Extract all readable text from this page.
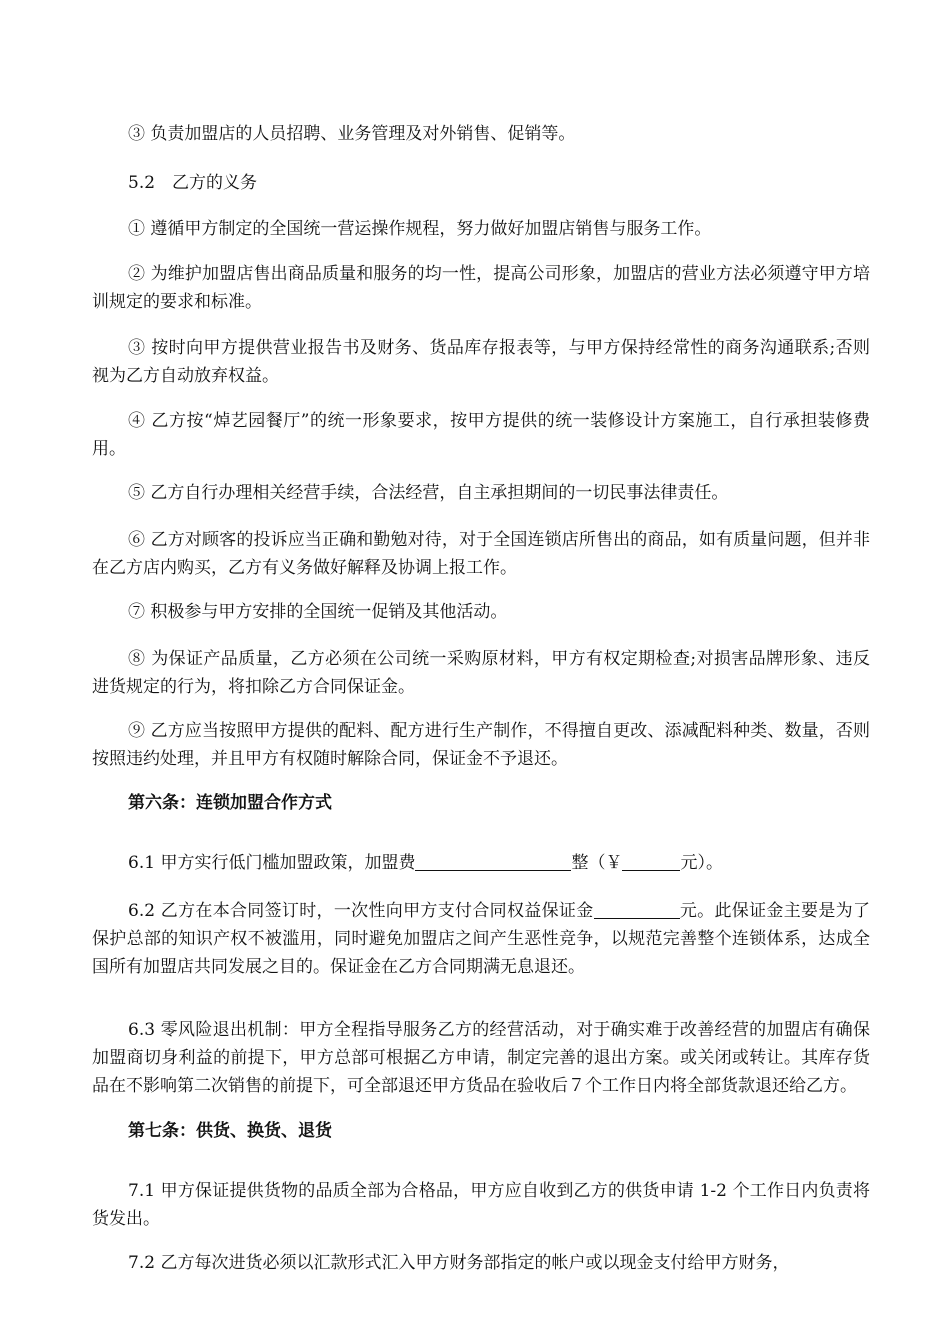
③ 负责加盟店的人员招聘、业务管理及对外销售、促销等。

5.2　乙方的义务

① 遵循甲方制定的全国统一营运操作规程，努力做好加盟店销售与服务工作。

② 为维护加盟店售出商品质量和服务的均一性，提高公司形象，加盟店的营业方法必须遵守甲方培训规定的要求和标准。

③ 按时向甲方提供营业报告书及财务、货品库存报表等，与甲方保持经常性的商务沟通联系;否则视为乙方自动放弃权益。

④ 乙方按“焯艺园餐厅”的统一形象要求，按甲方提供的统一装修设计方案施工，自行承担装修费用。

⑤ 乙方自行办理相关经营手续，合法经营，自主承担期间的一切民事法律责任。

⑥ 乙方对顾客的投诉应当正确和勤勉对待，对于全国连锁店所售出的商品，如有质量问题，但并非在乙方店内购买，乙方有义务做好解释及协调上报工作。

⑦ 积极参与甲方安排的全国统一促销及其他活动。

⑧ 为保证产品质量，乙方必须在公司统一采购原材料，甲方有权定期检查;对损害品牌形象、违反进货规定的行为，将扣除乙方合同保证金。

⑨ 乙方应当按照甲方提供的配料、配方进行生产制作，不得擅自更改、添减配料种类、数量，否则按照违约处理，并且甲方有权随时解除合同，保证金不予退还。

第六条：连锁加盟合作方式

6.1 甲方实行低门槛加盟政策，加盟费	整（￥	元）。

6.2 乙方在本合同签订时，一次性向甲方支付合同权益保证金	元。此保证金主要是为了保护总部的知识产权不被滥用，同时避免加盟店之间产生恶性竞争，以规范完善整个连锁体系，达成全国所有加盟店共同发展之目的。保证金在乙方合同期满无息退还。

6.3 零风险退出机制：甲方全程指导服务乙方的经营活动，对于确实难于改善经营的加盟店有确保加盟商切身利益的前提下，甲方总部可根据乙方申请，制定完善的退出方案。或关闭或转让。其库存货品在不影响第二次销售的前提下，可全部退还甲方货品在验收后７个工作日内将全部货款退还给乙方。

第七条：供货、换货、退货

7.1 甲方保证提供货物的品质全部为合格品，甲方应自收到乙方的供货申请 1-2 个工作日内负责将货发出。

7.2 乙方每次进货必须以汇款形式汇入甲方财务部指定的帐户或以现金支付给甲方财务，
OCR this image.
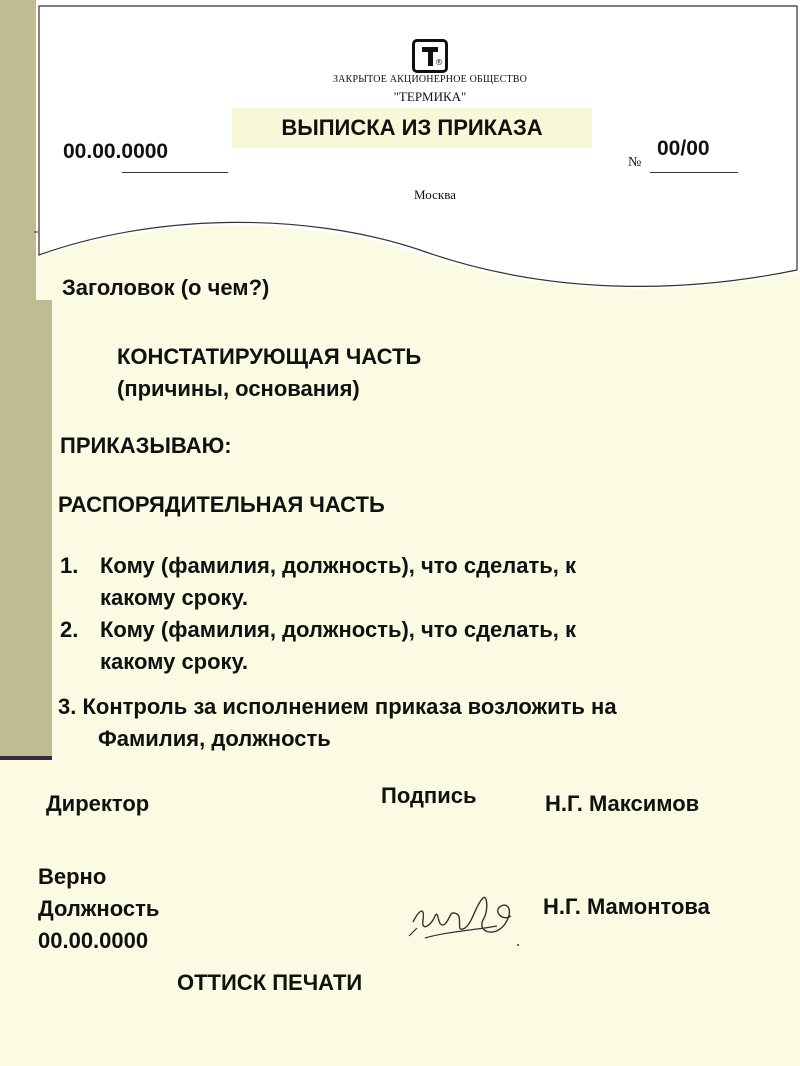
®
ЗАКРЫТОЕ АКЦИОНЕРНОЕ ОБЩЕСТВО
"ТЕРМИКА"
ВЫПИСКА ИЗ ПРИКАЗА
00.00.0000	№
00/00
Москва
Заголовок (о чем?)
КОНСТАТИРУЮЩАЯ ЧАСТЬ
(причины, основания)
ПРИКАЗЫВАЮ:
РАСПОРЯДИТЕЛЬНАЯ ЧАСТЬ
1. Кому (фамилия, должность), что сделать, к
какому сроку.
2. Кому (фамилия, должность), что сделать, к
какому сроку.
3. Контроль за исполнением приказа возложить на
Фамилия, должность
Директор	Подпись	Н.Г. Максимов
Верно
Должность
00.00.0000
Н.Г. Мамонтова
ОТТИСК ПЕЧАТИ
....
- [Direction]:
Reproduce every entry word for word, but omit the pictures.

- [Written solution]:
Extract all readable text from this page.
③ 负责加盟店的人员招聘、业务管理及对外销售、促销等。

5.2　乙方的义务

① 遵循甲方制定的全国统一营运操作规程，努力做好加盟店销售与服务工作。

② 为维护加盟店售出商品质量和服务的均一性，提高公司形象，加盟店的营业方法必须遵守甲方培训规定的要求和标准。

③ 按时向甲方提供营业报告书及财务、货品库存报表等，与甲方保持经常性的商务沟通联系;否则视为乙方自动放弃权益。

④ 乙方按“焯艺园餐厅”的统一形象要求，按甲方提供的统一装修设计方案施工，自行承担装修费用。

⑤ 乙方自行办理相关经营手续，合法经营，自主承担期间的一切民事法律责任。

⑥ 乙方对顾客的投诉应当正确和勤勉对待，对于全国连锁店所售出的商品，如有质量问题，但并非在乙方店内购买，乙方有义务做好解释及协调上报工作。

⑦ 积极参与甲方安排的全国统一促销及其他活动。

⑧ 为保证产品质量，乙方必须在公司统一采购原材料，甲方有权定期检查;对损害品牌形象、违反进货规定的行为，将扣除乙方合同保证金。

⑨ 乙方应当按照甲方提供的配料、配方进行生产制作，不得擅自更改、添减配料种类、数量，否则按照违约处理，并且甲方有权随时解除合同，保证金不予退还。

第六条：连锁加盟合作方式

6.1 甲方实行低门槛加盟政策，加盟费	整（￥	元）。

6.2 乙方在本合同签订时，一次性向甲方支付合同权益保证金	元。此保证金主要是为了保护总部的知识产权不被滥用，同时避免加盟店之间产生恶性竞争，以规范完善整个连锁体系，达成全国所有加盟店共同发展之目的。保证金在乙方合同期满无息退还。

6.3 零风险退出机制：甲方全程指导服务乙方的经营活动，对于确实难于改善经营的加盟店有确保加盟商切身利益的前提下，甲方总部可根据乙方申请，制定完善的退出方案。或关闭或转让。其库存货品在不影响第二次销售的前提下，可全部退还甲方货品在验收后７个工作日内将全部货款退还给乙方。

第七条：供货、换货、退货

7.1 甲方保证提供货物的品质全部为合格品，甲方应自收到乙方的供货申请 1-2 个工作日内负责将货发出。

7.2 乙方每次进货必须以汇款形式汇入甲方财务部指定的帐户或以现金支付给甲方财务，
OCR this image.
®
ЗАКРЫТОЕ АКЦИОНЕРНОЕ ОБЩЕСТВО
"ТЕРМИКА"
ВЫПИСКА ИЗ ПРИКАЗА
00.00.0000	№
00/00
Москва
Заголовок (о чем?)
КОНСТАТИРУЮЩАЯ ЧАСТЬ
(причины, основания)
ПРИКАЗЫВАЮ:
РАСПОРЯДИТЕЛЬНАЯ ЧАСТЬ
1. Кому (фамилия, должность), что сделать, к
какому сроку.
2. Кому (фамилия, должность), что сделать, к
какому сроку.
3. Контроль за исполнением приказа возложить на
Фамилия, должность
Директор	Подпись	Н.Г. Максимов
Верно
Должность
00.00.0000
Н.Г. Мамонтова
ОТТИСК ПЕЧАТИ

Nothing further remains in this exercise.